### Exercise directions:
Where a line in the material below has the string "title", please report it.

### The data:

——————

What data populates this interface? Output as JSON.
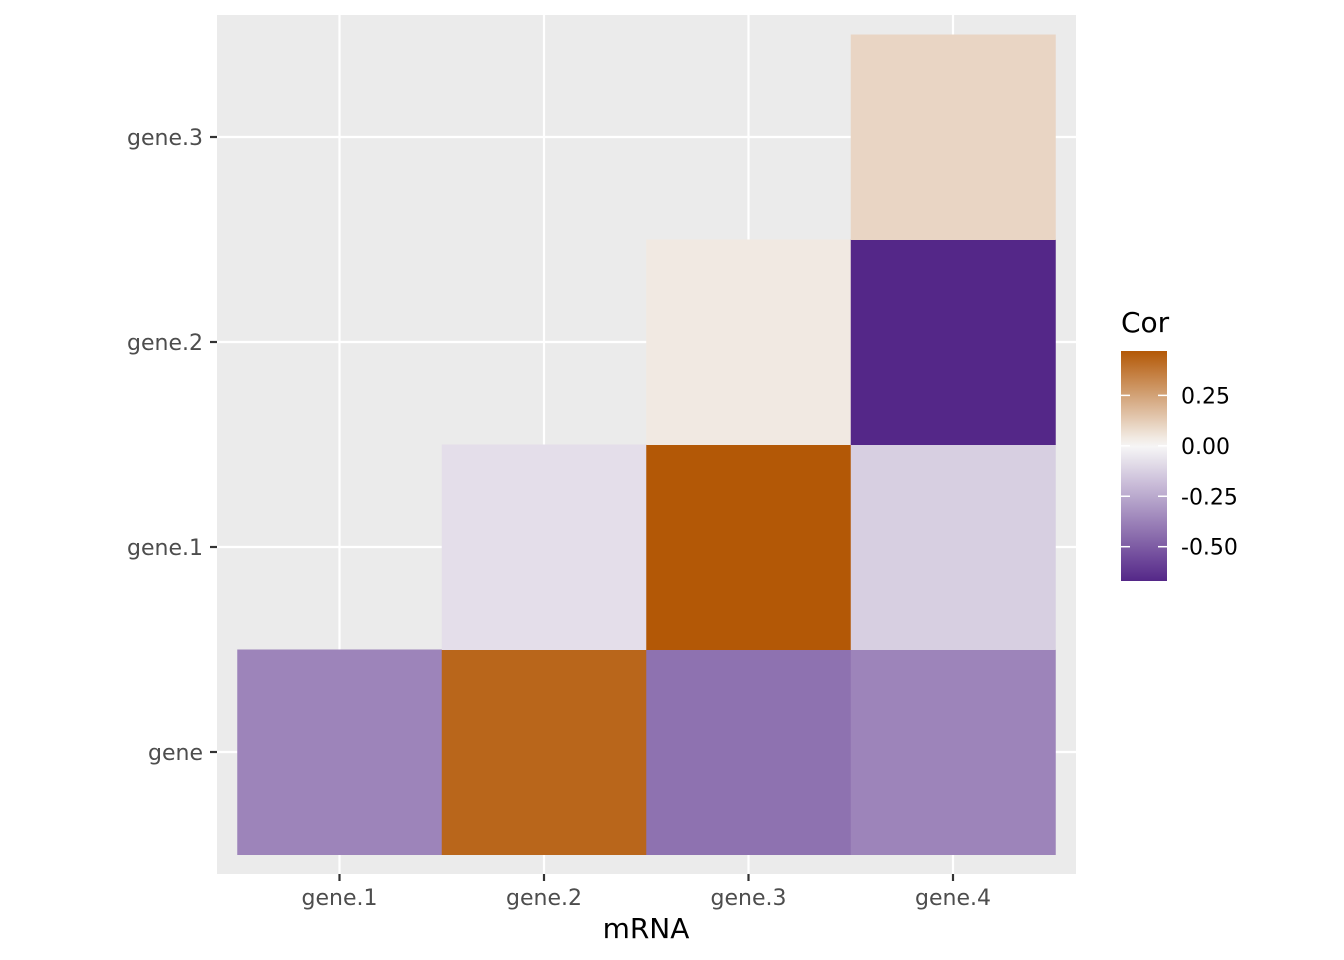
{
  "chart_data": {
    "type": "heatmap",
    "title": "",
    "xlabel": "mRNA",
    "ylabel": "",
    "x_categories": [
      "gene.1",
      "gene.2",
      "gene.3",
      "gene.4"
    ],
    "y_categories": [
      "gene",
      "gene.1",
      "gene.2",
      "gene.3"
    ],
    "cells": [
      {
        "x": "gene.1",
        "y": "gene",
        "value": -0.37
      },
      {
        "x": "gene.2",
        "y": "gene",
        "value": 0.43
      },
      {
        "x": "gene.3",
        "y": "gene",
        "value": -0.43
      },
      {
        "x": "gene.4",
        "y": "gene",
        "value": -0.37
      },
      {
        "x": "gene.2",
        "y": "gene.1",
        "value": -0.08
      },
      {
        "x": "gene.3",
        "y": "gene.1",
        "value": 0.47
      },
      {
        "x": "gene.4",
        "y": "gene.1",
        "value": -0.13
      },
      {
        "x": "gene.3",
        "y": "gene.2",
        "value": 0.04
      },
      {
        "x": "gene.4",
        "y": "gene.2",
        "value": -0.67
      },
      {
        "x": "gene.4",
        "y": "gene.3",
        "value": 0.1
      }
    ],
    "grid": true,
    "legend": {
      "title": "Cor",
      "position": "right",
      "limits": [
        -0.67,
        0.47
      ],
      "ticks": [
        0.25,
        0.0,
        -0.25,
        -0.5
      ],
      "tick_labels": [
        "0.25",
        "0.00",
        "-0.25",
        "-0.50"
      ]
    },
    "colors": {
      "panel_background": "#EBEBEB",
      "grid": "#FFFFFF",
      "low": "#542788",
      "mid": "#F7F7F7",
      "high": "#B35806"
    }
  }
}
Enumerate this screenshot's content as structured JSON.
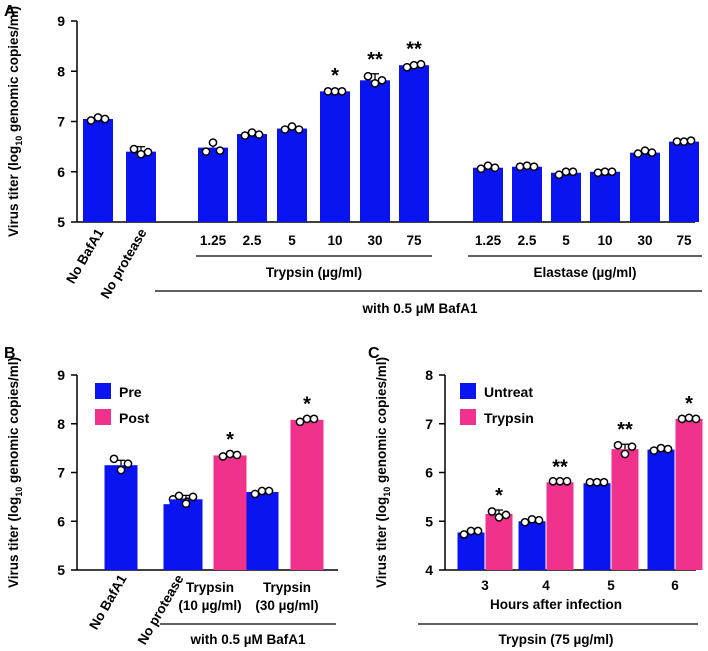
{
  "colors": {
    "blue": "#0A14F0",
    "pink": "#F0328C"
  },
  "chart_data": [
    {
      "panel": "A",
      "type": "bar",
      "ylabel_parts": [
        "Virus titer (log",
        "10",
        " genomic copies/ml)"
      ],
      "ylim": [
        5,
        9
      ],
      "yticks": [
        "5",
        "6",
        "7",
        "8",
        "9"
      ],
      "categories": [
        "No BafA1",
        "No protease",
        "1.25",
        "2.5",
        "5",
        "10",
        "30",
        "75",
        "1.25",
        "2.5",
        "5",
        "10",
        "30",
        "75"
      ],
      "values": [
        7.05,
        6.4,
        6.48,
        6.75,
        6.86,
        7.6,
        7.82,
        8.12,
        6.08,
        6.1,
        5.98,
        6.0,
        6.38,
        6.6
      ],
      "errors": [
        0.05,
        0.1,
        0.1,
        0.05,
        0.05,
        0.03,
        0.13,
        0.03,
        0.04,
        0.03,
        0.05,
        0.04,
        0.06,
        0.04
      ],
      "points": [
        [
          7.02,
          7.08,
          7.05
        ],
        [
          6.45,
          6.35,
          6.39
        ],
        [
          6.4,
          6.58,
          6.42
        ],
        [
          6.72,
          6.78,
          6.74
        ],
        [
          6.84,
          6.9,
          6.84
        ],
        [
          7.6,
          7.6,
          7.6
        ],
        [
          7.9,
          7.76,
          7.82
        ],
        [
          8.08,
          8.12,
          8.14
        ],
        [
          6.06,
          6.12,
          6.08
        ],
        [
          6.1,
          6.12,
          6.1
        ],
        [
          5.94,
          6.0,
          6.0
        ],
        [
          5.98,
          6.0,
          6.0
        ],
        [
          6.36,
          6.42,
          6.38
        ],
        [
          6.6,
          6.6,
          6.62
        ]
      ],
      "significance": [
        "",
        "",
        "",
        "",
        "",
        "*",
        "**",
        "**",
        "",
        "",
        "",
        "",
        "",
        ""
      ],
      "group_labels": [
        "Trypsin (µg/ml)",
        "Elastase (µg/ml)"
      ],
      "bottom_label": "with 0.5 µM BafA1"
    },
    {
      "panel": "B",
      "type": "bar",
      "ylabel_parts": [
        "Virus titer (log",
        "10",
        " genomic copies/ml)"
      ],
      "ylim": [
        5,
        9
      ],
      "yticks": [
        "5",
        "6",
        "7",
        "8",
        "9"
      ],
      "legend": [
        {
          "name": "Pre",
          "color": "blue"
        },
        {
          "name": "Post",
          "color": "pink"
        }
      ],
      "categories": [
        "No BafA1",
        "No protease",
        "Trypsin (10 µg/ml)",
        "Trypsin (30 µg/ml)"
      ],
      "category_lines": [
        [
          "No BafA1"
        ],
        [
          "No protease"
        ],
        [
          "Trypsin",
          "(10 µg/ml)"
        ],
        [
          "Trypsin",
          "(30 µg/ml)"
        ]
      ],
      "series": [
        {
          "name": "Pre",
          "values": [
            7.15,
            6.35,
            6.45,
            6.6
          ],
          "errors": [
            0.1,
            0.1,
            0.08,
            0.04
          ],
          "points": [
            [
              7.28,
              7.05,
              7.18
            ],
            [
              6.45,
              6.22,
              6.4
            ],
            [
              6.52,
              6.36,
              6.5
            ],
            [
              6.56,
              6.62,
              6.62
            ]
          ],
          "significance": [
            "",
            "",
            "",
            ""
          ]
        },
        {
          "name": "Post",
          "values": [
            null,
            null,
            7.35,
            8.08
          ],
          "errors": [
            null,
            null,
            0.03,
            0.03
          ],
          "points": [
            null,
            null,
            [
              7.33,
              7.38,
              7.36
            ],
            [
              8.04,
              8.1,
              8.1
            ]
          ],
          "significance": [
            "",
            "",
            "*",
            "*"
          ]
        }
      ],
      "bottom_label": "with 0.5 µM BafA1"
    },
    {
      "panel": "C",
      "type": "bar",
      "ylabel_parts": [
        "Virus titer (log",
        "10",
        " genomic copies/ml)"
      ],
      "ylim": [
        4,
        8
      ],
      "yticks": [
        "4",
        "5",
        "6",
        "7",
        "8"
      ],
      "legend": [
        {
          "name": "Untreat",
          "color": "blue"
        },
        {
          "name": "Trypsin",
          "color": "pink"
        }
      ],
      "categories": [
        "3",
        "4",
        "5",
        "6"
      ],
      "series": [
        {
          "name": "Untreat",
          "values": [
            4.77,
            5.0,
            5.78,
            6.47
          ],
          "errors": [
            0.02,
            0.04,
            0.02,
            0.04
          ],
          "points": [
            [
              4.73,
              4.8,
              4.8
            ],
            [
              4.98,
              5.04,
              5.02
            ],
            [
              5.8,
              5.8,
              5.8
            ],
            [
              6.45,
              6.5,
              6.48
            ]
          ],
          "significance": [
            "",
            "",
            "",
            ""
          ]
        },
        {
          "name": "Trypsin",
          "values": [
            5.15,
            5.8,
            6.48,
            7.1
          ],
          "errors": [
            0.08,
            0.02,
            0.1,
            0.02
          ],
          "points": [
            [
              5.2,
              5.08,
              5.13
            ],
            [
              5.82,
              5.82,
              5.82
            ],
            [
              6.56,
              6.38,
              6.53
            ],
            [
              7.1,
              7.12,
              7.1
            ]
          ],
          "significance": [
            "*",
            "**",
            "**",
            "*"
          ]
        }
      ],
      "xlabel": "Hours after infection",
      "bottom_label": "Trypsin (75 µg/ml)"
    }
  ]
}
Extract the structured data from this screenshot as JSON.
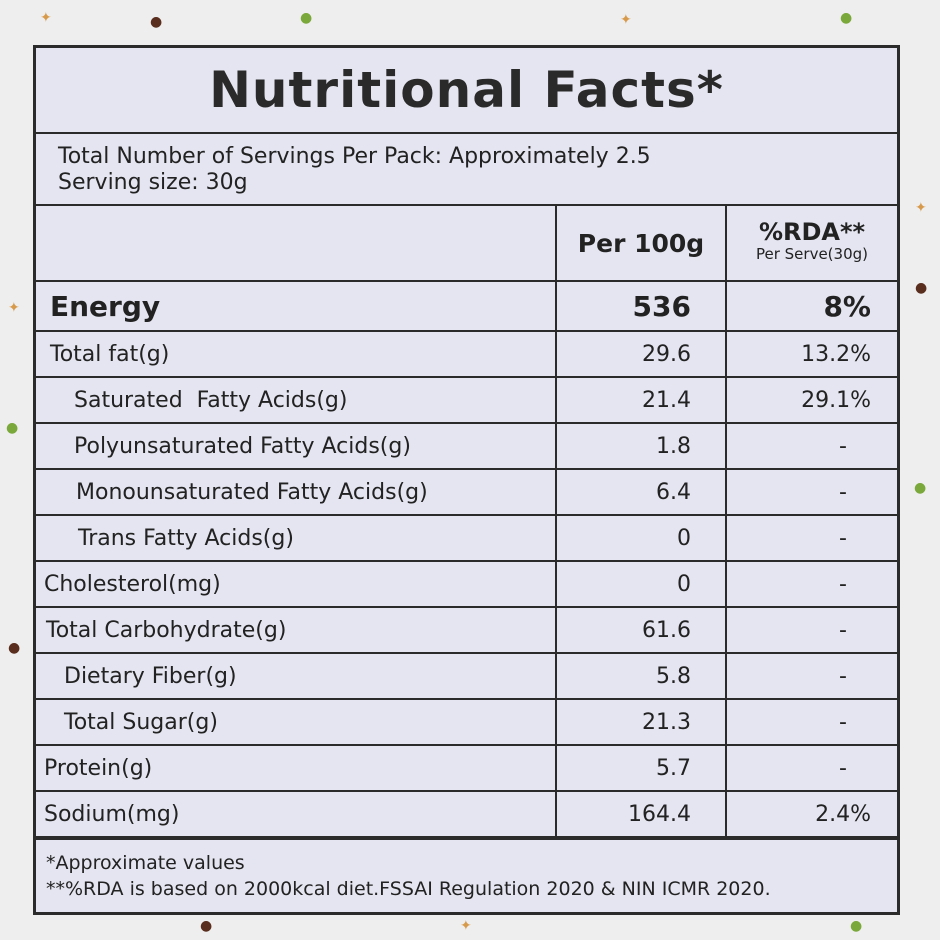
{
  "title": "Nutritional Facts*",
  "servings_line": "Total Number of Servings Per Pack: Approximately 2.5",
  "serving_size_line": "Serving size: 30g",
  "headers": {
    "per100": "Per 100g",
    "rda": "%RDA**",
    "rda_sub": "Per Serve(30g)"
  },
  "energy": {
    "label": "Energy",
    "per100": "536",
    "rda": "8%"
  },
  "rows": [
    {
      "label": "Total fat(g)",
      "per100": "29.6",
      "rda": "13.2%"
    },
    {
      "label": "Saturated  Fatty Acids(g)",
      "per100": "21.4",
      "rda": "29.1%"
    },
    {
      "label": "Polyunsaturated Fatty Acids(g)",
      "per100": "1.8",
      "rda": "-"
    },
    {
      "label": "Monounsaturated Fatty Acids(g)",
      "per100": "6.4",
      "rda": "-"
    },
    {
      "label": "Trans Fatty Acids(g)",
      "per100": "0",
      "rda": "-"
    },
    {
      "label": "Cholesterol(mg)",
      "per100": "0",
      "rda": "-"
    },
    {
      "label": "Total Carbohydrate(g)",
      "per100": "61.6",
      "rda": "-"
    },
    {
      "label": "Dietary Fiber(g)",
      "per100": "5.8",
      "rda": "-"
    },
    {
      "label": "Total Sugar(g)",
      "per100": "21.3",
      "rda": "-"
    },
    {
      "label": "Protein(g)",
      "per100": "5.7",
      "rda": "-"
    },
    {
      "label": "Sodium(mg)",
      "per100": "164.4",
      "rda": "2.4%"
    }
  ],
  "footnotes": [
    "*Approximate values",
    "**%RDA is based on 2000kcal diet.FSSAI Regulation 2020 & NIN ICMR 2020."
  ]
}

——————

### Result:
    "title": "",
      "title": "Cor",
  "title": "Nutritional Facts*",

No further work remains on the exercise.